Items from a dataset:
• • • •

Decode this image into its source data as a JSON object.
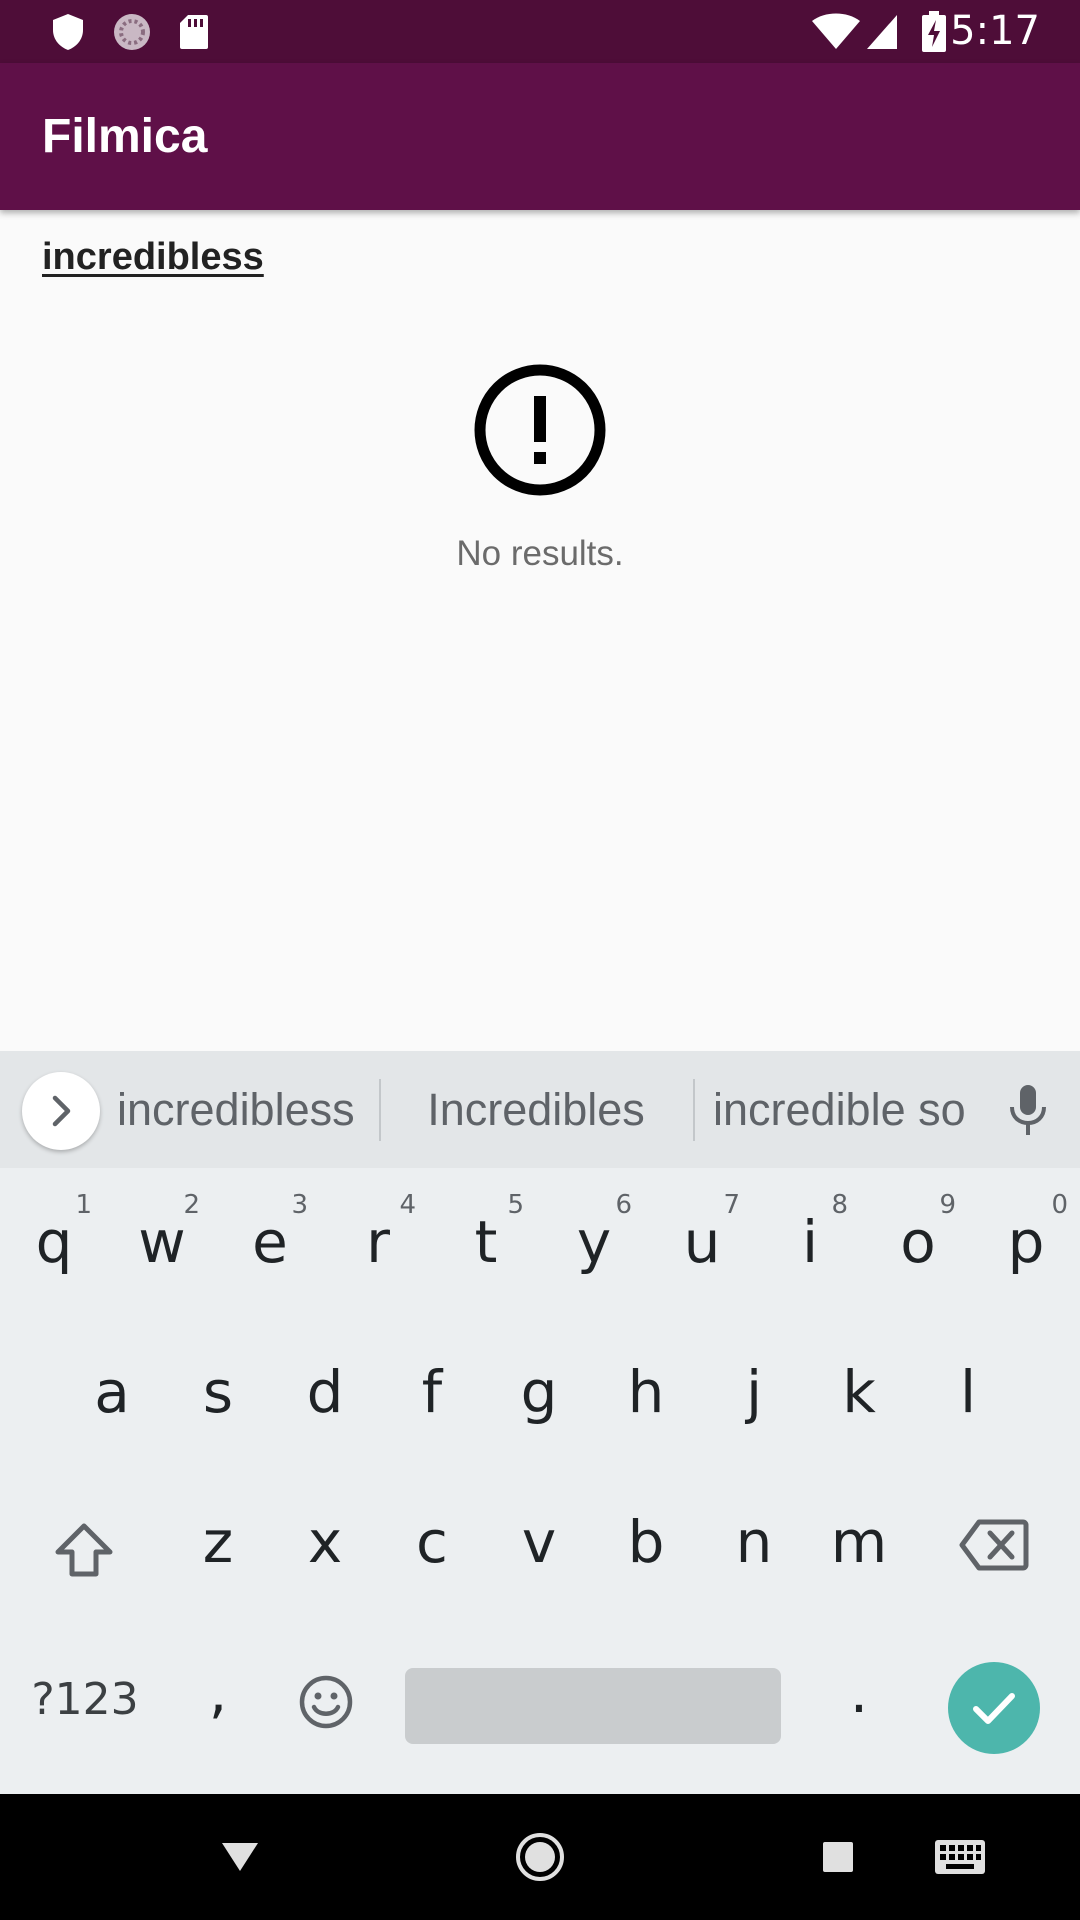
{
  "status_bar": {
    "time": "5:17",
    "icons": [
      "shield-icon",
      "sync-icon",
      "sd-card-icon",
      "wifi-icon",
      "signal-icon",
      "battery-charging-icon"
    ]
  },
  "app_bar": {
    "title": "Filmica"
  },
  "search": {
    "query": "incredibless"
  },
  "empty_state": {
    "icon": "alert-circle-icon",
    "message": "No results."
  },
  "keyboard": {
    "suggestions": [
      "incredibless",
      "Incredibles",
      "incredible so"
    ],
    "row1": [
      {
        "key": "q",
        "hint": "1"
      },
      {
        "key": "w",
        "hint": "2"
      },
      {
        "key": "e",
        "hint": "3"
      },
      {
        "key": "r",
        "hint": "4"
      },
      {
        "key": "t",
        "hint": "5"
      },
      {
        "key": "y",
        "hint": "6"
      },
      {
        "key": "u",
        "hint": "7"
      },
      {
        "key": "i",
        "hint": "8"
      },
      {
        "key": "o",
        "hint": "9"
      },
      {
        "key": "p",
        "hint": "0"
      }
    ],
    "row2": [
      "a",
      "s",
      "d",
      "f",
      "g",
      "h",
      "j",
      "k",
      "l"
    ],
    "row3": [
      "z",
      "x",
      "c",
      "v",
      "b",
      "n",
      "m"
    ],
    "symbols_label": "?123",
    "comma": ",",
    "period": ".",
    "accent_color": "#4db6ac"
  },
  "colors": {
    "status_bar": "#4e0d38",
    "app_bar": "#5f1048",
    "background": "#fafafa"
  }
}
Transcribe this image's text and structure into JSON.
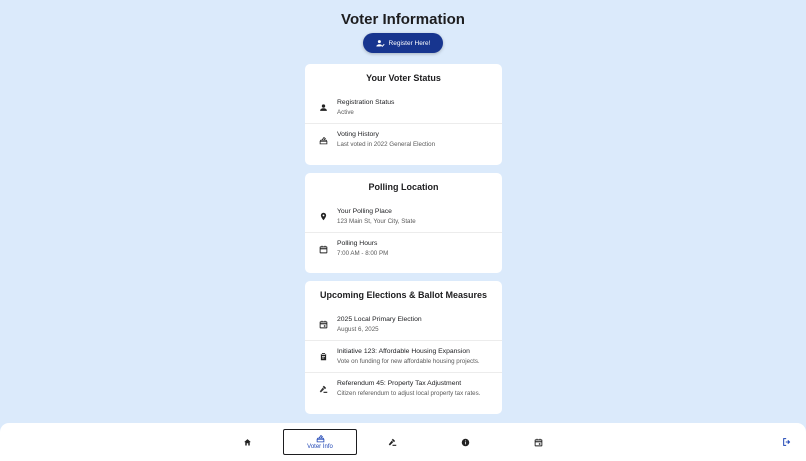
{
  "header": {
    "title": "Voter Information",
    "register_label": "Register Here!"
  },
  "voter_status": {
    "title": "Your Voter Status",
    "items": [
      {
        "icon": "person-icon",
        "primary": "Registration Status",
        "secondary": "Active"
      },
      {
        "icon": "ballot-box-icon",
        "primary": "Voting History",
        "secondary": "Last voted in 2022 General Election"
      }
    ]
  },
  "polling": {
    "title": "Polling Location",
    "items": [
      {
        "icon": "location-pin-icon",
        "primary": "Your Polling Place",
        "secondary": "123 Main St, Your City, State"
      },
      {
        "icon": "calendar-icon",
        "primary": "Polling Hours",
        "secondary": "7:00 AM - 8:00 PM"
      }
    ]
  },
  "elections": {
    "title": "Upcoming Elections & Ballot Measures",
    "items": [
      {
        "icon": "event-icon",
        "primary": "2025 Local Primary Election",
        "secondary": "August 6, 2025"
      },
      {
        "icon": "clipboard-icon",
        "primary": "Initiative 123: Affordable Housing Expansion",
        "secondary": "Vote on funding for new affordable housing projects."
      },
      {
        "icon": "gavel-icon",
        "primary": "Referendum 45: Property Tax Adjustment",
        "secondary": "Citizen referendum to adjust local property tax rates."
      }
    ]
  },
  "nav": {
    "items": [
      {
        "icon": "home-icon",
        "label": ""
      },
      {
        "icon": "ballot-box-icon",
        "label": "Voter Info",
        "active": true
      },
      {
        "icon": "gavel-icon",
        "label": ""
      },
      {
        "icon": "info-icon",
        "label": ""
      },
      {
        "icon": "event-icon",
        "label": ""
      }
    ],
    "logout_icon": "logout-icon"
  },
  "colors": {
    "background": "#dbeafb",
    "primary_button": "#17358f",
    "active_nav_label": "#1f46b5",
    "card": "#ffffff"
  }
}
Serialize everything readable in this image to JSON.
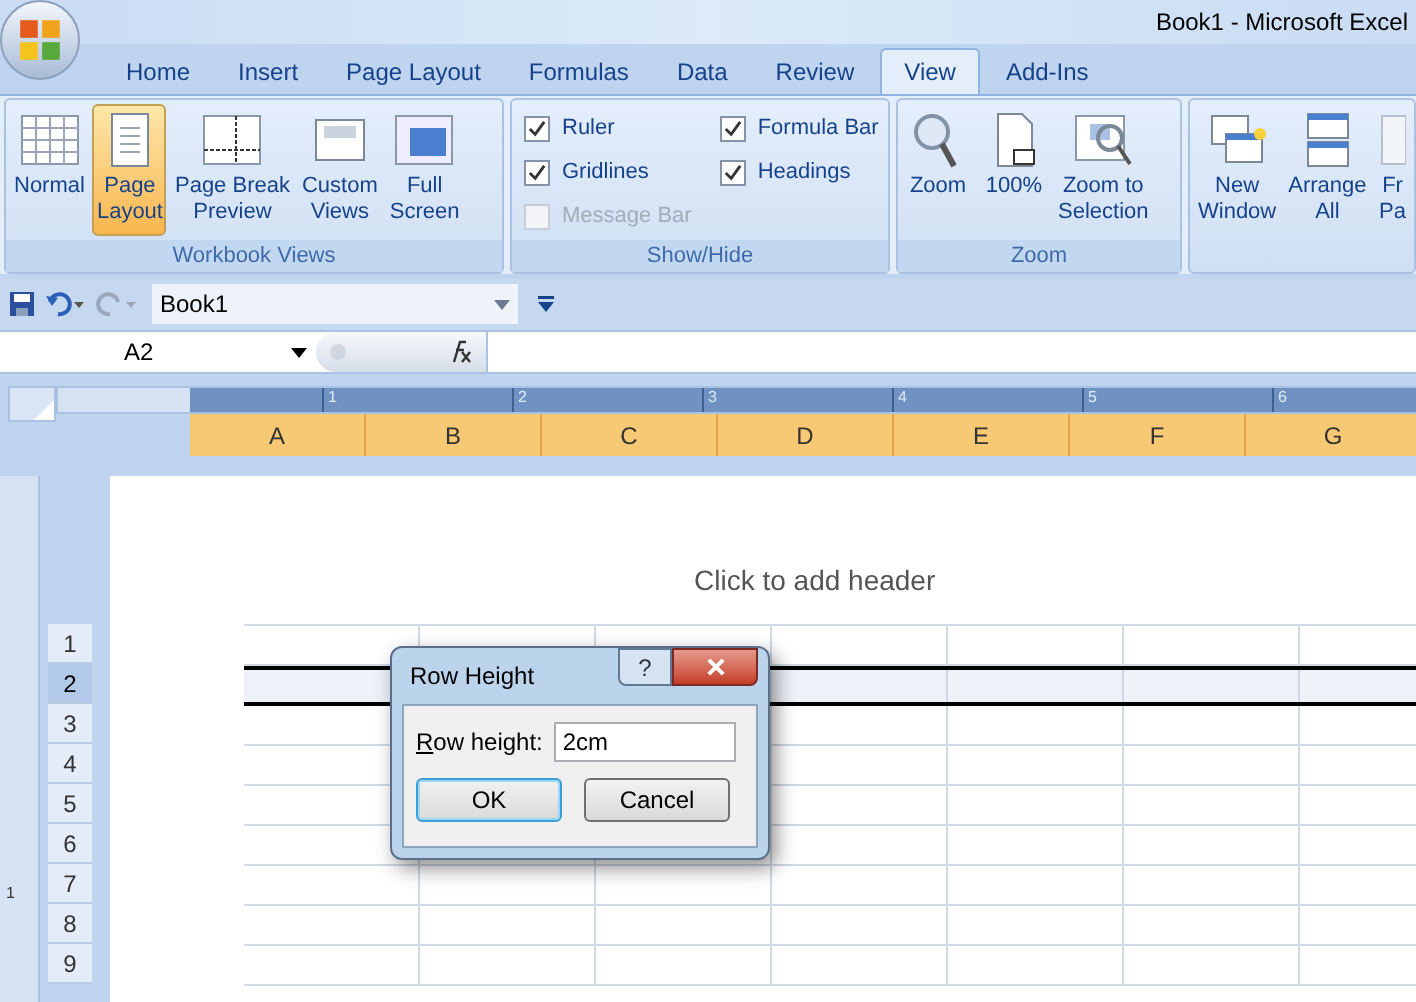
{
  "window": {
    "title": "Book1 - Microsoft Excel"
  },
  "tabs": [
    {
      "label": "Home",
      "selected": false
    },
    {
      "label": "Insert",
      "selected": false
    },
    {
      "label": "Page Layout",
      "selected": false
    },
    {
      "label": "Formulas",
      "selected": false
    },
    {
      "label": "Data",
      "selected": false
    },
    {
      "label": "Review",
      "selected": false
    },
    {
      "label": "View",
      "selected": true
    },
    {
      "label": "Add-Ins",
      "selected": false
    }
  ],
  "ribbon": {
    "groups": [
      {
        "title": "Workbook Views",
        "items": [
          {
            "kind": "button",
            "lines": [
              "Normal"
            ],
            "selected": false
          },
          {
            "kind": "button",
            "lines": [
              "Page",
              "Layout"
            ],
            "selected": true
          },
          {
            "kind": "button",
            "lines": [
              "Page Break",
              "Preview"
            ],
            "selected": false
          },
          {
            "kind": "button",
            "lines": [
              "Custom",
              "Views"
            ],
            "selected": false
          },
          {
            "kind": "button",
            "lines": [
              "Full",
              "Screen"
            ],
            "selected": false
          }
        ]
      },
      {
        "title": "Show/Hide",
        "items": [
          {
            "kind": "checkbox",
            "label": "Ruler",
            "checked": true,
            "disabled": false
          },
          {
            "kind": "checkbox",
            "label": "Gridlines",
            "checked": true,
            "disabled": false
          },
          {
            "kind": "checkbox",
            "label": "Message Bar",
            "checked": false,
            "disabled": true
          },
          {
            "kind": "checkbox",
            "label": "Formula Bar",
            "checked": true,
            "disabled": false
          },
          {
            "kind": "checkbox",
            "label": "Headings",
            "checked": true,
            "disabled": false
          }
        ]
      },
      {
        "title": "Zoom",
        "items": [
          {
            "kind": "button",
            "lines": [
              "Zoom"
            ],
            "selected": false
          },
          {
            "kind": "button",
            "lines": [
              "100%"
            ],
            "selected": false
          },
          {
            "kind": "button",
            "lines": [
              "Zoom to",
              "Selection"
            ],
            "selected": false
          }
        ]
      },
      {
        "items": [
          {
            "kind": "button",
            "lines": [
              "New",
              "Window"
            ],
            "selected": false
          },
          {
            "kind": "button",
            "lines": [
              "Arrange",
              "All"
            ],
            "selected": false
          },
          {
            "kind": "button",
            "lines": [
              "Fr",
              "Pa"
            ],
            "selected": false
          }
        ]
      }
    ]
  },
  "quick_access": {
    "workbook": "Book1"
  },
  "formula_bar": {
    "name_box": "A2"
  },
  "ruler": {
    "marks": [
      "1",
      "2",
      "3",
      "4",
      "5",
      "6"
    ],
    "vertical_marks": [
      "1"
    ]
  },
  "sheet": {
    "header_placeholder": "Click to add header",
    "columns": [
      {
        "label": "A",
        "selected": true
      },
      {
        "label": "B",
        "selected": true
      },
      {
        "label": "C",
        "selected": true
      },
      {
        "label": "D",
        "selected": true
      },
      {
        "label": "E",
        "selected": true
      },
      {
        "label": "F",
        "selected": true
      },
      {
        "label": "G",
        "selected": true
      }
    ],
    "rows": [
      {
        "label": "1",
        "selected": false
      },
      {
        "label": "2",
        "selected": true
      },
      {
        "label": "3",
        "selected": false
      },
      {
        "label": "4",
        "selected": false
      },
      {
        "label": "5",
        "selected": false
      },
      {
        "label": "6",
        "selected": false
      },
      {
        "label": "7",
        "selected": false
      },
      {
        "label": "8",
        "selected": false
      },
      {
        "label": "9",
        "selected": false
      }
    ]
  },
  "dialog": {
    "title": "Row Height",
    "help": "?",
    "field_label": "Row height:",
    "value": "2cm",
    "buttons": [
      {
        "label": "OK",
        "selected": true
      },
      {
        "label": "Cancel",
        "selected": false
      }
    ]
  }
}
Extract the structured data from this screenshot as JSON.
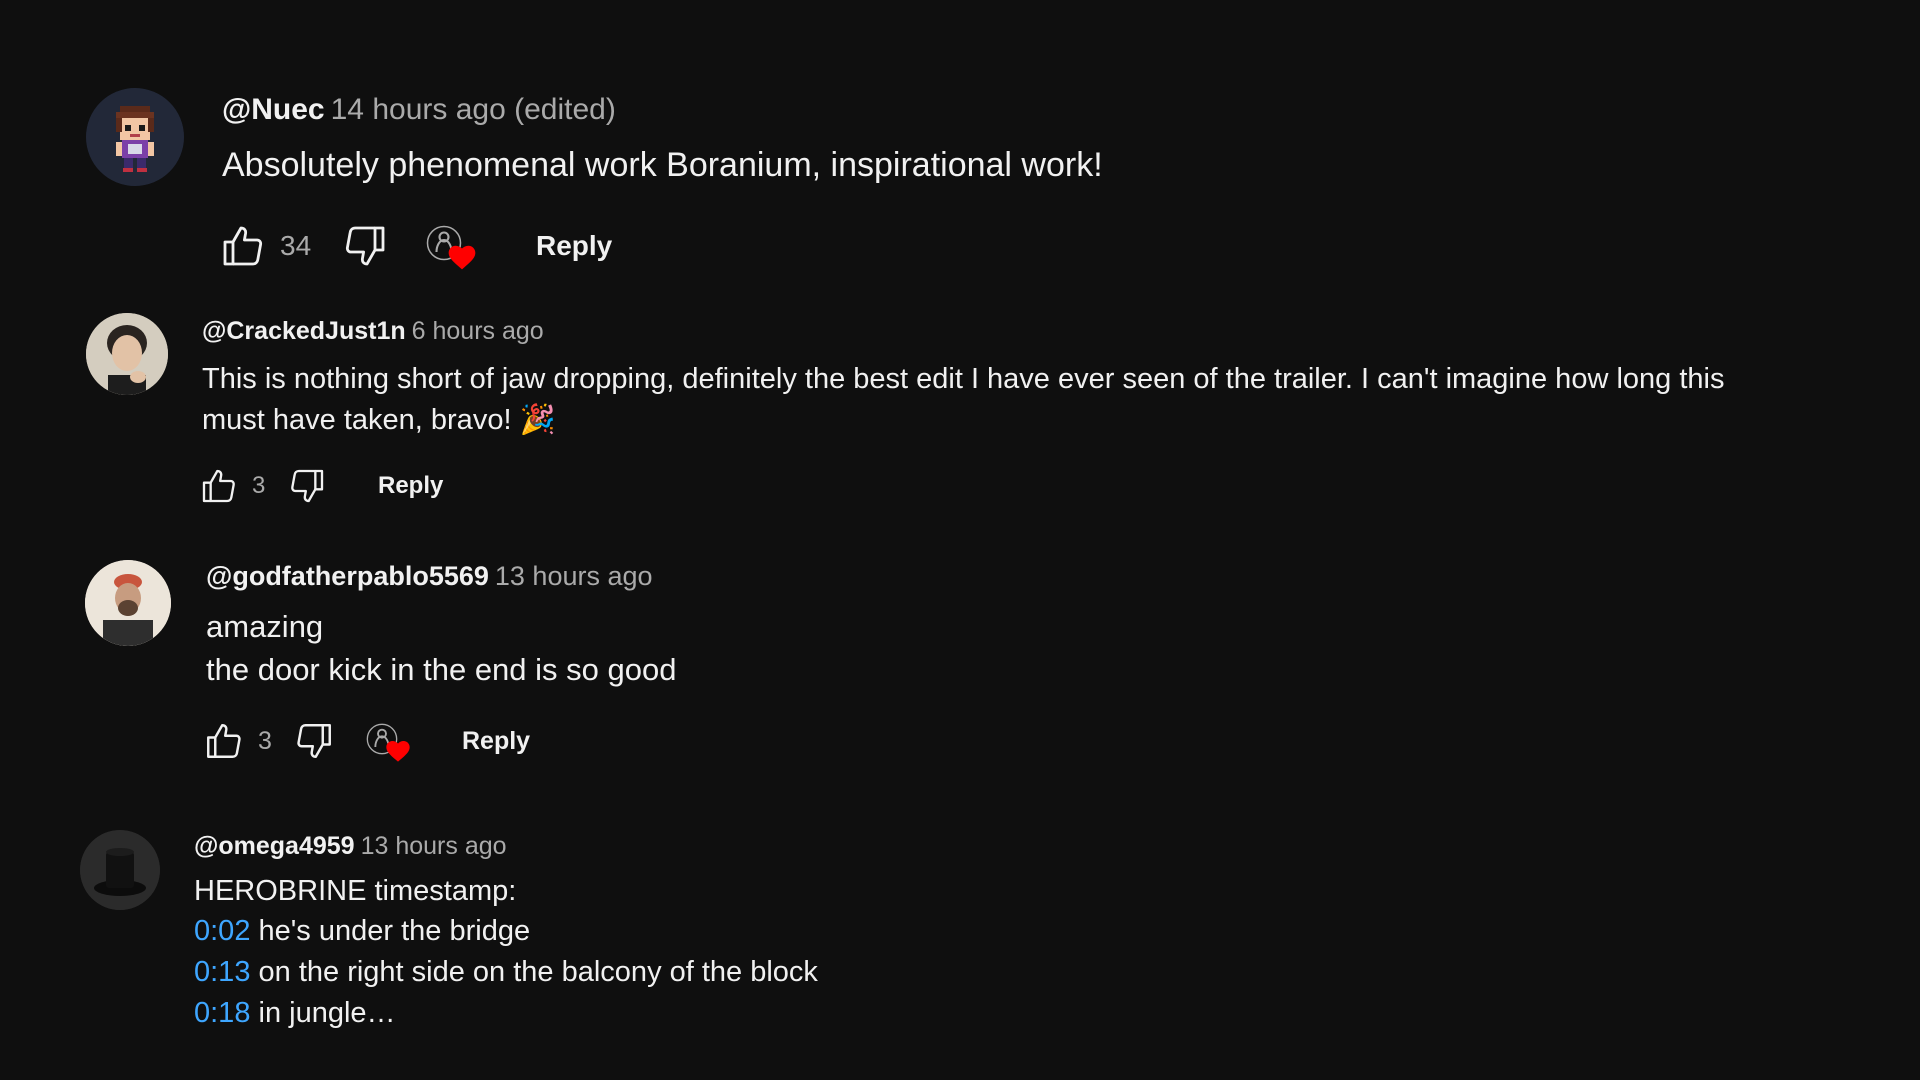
{
  "comments": [
    {
      "author": "@Nuec",
      "time": "14 hours ago (edited)",
      "lines": [
        {
          "text": "Absolutely phenomenal work Boranium, inspirational work!"
        }
      ],
      "likes": "34",
      "hearted": true,
      "reply_label": "Reply"
    },
    {
      "author": "@CrackedJust1n",
      "time": "6 hours ago",
      "lines": [
        {
          "text": "This is nothing short of jaw dropping, definitely the best edit I have ever seen of the trailer. I can't imagine how long this"
        },
        {
          "text": "must have taken, bravo! 🎉"
        }
      ],
      "likes": "3",
      "hearted": false,
      "reply_label": "Reply"
    },
    {
      "author": "@godfatherpablo5569",
      "time": "13 hours ago",
      "lines": [
        {
          "text": "amazing"
        },
        {
          "text": "the door kick in the end is so good"
        }
      ],
      "likes": "3",
      "hearted": true,
      "reply_label": "Reply"
    },
    {
      "author": "@omega4959",
      "time": "13 hours ago",
      "lines": [
        {
          "text": "HEROBRINE timestamp:"
        },
        {
          "timestamp": "0:02",
          "text": " he's under the bridge"
        },
        {
          "timestamp": "0:13",
          "text": " on the right side on the balcony of the block"
        },
        {
          "timestamp": "0:18",
          "text": " in jungle…"
        }
      ]
    }
  ],
  "colors": {
    "background": "#0f0f0f",
    "text": "#f1f1f1",
    "secondary": "#aaaaaa",
    "link": "#3ea6ff",
    "heart": "#ff0000"
  }
}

• • • •

● Work to be completed
Among the lines above, count those containing the word "have" and give nothing but the result.

● Exercise response
2